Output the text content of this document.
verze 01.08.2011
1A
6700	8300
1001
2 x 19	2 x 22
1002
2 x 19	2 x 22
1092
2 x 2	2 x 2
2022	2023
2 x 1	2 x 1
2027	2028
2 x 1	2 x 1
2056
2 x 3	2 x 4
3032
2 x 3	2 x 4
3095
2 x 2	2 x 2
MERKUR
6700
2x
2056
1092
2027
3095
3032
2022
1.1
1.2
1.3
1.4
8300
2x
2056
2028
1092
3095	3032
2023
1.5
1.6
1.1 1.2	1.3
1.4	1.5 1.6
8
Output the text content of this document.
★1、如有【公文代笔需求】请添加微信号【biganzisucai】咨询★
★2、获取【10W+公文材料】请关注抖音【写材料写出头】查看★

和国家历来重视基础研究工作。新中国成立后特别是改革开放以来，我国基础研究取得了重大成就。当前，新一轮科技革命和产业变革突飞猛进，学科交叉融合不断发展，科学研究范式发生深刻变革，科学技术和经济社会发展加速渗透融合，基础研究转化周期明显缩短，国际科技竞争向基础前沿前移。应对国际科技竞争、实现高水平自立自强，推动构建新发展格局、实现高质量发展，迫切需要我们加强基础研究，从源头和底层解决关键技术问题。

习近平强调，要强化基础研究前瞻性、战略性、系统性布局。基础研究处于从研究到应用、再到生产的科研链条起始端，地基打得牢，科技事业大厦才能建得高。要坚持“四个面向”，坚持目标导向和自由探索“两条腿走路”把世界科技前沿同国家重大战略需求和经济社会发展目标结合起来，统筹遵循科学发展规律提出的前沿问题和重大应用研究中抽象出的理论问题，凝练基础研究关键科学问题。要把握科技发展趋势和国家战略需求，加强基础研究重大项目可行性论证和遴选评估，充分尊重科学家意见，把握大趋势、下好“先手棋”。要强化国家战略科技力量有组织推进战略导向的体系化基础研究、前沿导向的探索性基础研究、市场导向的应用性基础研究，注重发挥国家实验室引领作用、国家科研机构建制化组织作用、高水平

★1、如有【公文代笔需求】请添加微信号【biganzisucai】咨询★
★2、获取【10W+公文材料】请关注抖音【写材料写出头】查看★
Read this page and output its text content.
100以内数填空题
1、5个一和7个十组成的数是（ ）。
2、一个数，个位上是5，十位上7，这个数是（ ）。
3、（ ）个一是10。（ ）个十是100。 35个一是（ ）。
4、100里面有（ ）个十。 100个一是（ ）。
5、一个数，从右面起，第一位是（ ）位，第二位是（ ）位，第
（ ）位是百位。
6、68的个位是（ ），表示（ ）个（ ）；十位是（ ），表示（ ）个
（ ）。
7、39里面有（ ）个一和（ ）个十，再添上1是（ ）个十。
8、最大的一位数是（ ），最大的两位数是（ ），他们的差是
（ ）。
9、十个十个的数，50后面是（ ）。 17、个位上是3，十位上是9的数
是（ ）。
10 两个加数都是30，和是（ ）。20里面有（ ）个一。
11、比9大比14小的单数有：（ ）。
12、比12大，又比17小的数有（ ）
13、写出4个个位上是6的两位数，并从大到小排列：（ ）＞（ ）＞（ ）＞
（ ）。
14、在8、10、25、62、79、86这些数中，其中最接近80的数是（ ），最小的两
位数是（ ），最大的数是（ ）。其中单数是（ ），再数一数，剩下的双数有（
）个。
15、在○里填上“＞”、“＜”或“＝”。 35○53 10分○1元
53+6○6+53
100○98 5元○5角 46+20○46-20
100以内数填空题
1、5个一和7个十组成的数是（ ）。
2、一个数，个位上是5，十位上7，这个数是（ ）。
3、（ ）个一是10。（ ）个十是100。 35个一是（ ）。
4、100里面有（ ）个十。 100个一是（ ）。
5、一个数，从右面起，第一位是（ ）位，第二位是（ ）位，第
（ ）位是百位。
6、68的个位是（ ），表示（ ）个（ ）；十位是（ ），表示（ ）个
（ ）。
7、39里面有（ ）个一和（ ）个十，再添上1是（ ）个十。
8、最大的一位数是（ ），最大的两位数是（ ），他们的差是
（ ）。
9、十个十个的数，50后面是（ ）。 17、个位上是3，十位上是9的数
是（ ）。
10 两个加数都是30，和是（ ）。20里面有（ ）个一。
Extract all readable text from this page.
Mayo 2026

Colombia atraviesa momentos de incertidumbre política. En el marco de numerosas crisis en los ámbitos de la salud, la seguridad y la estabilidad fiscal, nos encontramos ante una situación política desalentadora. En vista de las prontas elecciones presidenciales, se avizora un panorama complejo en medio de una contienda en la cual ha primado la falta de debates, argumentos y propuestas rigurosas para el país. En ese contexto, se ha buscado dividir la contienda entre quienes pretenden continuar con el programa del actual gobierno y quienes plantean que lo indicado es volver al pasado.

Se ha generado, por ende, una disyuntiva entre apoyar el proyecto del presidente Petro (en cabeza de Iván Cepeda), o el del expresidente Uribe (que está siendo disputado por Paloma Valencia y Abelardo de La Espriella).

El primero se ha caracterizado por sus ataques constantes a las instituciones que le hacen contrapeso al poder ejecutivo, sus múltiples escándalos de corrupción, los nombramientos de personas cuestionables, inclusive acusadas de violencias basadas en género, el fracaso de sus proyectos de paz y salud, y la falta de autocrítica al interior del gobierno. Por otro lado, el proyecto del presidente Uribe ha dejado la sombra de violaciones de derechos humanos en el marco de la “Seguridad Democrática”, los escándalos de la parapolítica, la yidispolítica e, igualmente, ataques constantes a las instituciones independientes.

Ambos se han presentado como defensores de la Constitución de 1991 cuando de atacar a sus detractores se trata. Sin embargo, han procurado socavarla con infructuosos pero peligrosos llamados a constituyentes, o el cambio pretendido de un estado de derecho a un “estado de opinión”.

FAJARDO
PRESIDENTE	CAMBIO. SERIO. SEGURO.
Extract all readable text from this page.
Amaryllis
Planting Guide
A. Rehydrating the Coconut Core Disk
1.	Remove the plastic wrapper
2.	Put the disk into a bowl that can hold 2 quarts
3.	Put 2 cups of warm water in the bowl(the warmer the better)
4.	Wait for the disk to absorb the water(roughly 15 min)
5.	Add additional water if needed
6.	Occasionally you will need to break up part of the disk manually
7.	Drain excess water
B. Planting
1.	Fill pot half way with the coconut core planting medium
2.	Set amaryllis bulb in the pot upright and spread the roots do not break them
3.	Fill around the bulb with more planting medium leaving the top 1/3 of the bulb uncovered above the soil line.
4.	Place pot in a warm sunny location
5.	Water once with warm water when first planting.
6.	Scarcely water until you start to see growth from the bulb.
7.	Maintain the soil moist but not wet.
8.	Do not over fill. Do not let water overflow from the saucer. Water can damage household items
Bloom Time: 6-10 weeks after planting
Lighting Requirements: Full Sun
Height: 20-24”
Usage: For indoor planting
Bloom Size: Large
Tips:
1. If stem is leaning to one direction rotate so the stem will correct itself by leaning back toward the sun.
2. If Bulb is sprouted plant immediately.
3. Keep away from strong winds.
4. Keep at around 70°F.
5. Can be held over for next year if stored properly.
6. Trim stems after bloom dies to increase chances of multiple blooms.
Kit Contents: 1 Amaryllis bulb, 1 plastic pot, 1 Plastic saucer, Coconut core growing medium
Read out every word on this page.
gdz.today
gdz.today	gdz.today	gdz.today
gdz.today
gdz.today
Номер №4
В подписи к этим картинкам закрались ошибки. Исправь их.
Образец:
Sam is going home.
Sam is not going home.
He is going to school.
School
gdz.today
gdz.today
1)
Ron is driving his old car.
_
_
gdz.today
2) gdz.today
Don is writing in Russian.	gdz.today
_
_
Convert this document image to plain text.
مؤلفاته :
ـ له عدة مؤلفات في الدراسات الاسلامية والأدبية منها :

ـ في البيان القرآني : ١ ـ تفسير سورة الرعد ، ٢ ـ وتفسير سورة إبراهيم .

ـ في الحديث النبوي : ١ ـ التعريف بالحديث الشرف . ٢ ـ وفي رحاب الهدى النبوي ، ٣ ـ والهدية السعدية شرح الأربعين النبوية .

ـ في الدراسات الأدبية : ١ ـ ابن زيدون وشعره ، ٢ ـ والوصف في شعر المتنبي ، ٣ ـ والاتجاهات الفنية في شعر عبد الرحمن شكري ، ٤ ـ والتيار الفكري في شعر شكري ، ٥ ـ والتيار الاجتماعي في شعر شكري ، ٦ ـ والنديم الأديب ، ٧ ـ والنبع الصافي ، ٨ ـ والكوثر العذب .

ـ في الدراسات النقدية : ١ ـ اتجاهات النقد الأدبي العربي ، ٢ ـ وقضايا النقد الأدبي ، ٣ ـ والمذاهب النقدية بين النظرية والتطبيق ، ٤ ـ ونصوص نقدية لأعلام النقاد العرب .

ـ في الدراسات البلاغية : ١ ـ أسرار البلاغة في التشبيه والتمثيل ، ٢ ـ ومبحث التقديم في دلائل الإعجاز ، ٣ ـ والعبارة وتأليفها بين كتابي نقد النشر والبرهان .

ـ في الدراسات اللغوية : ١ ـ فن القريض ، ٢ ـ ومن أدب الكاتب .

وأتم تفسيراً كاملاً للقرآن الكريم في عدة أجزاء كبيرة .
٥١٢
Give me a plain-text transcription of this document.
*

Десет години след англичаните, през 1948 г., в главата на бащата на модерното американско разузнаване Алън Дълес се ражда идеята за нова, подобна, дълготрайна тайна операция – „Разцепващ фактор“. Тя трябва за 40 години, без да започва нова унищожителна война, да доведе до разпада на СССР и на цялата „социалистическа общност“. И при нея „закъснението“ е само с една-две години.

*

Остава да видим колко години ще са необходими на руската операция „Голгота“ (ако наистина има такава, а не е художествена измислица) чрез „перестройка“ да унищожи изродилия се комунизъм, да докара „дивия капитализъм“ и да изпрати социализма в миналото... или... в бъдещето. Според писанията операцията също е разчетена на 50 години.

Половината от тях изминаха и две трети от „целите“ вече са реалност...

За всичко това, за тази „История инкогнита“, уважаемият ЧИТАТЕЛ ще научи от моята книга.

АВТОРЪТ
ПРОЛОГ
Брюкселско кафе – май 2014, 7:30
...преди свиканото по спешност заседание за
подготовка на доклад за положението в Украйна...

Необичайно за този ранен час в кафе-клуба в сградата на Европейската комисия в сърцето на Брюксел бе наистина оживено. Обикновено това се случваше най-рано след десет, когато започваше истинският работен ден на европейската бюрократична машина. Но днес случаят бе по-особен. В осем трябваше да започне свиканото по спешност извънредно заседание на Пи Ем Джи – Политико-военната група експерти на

::::

> _What the task requires_
Look for the word "from" in every line of the listing and copy the lines that have it.

> _Complete answer_
Extract all readable text from this page.
Extract all readable text from this page.
6.	Scarcely water until you start to see growth from the bulb.
8.	Do not over fill. Do not let water overflow from the saucer. Water can damage household items
3. Keep away from strong winds.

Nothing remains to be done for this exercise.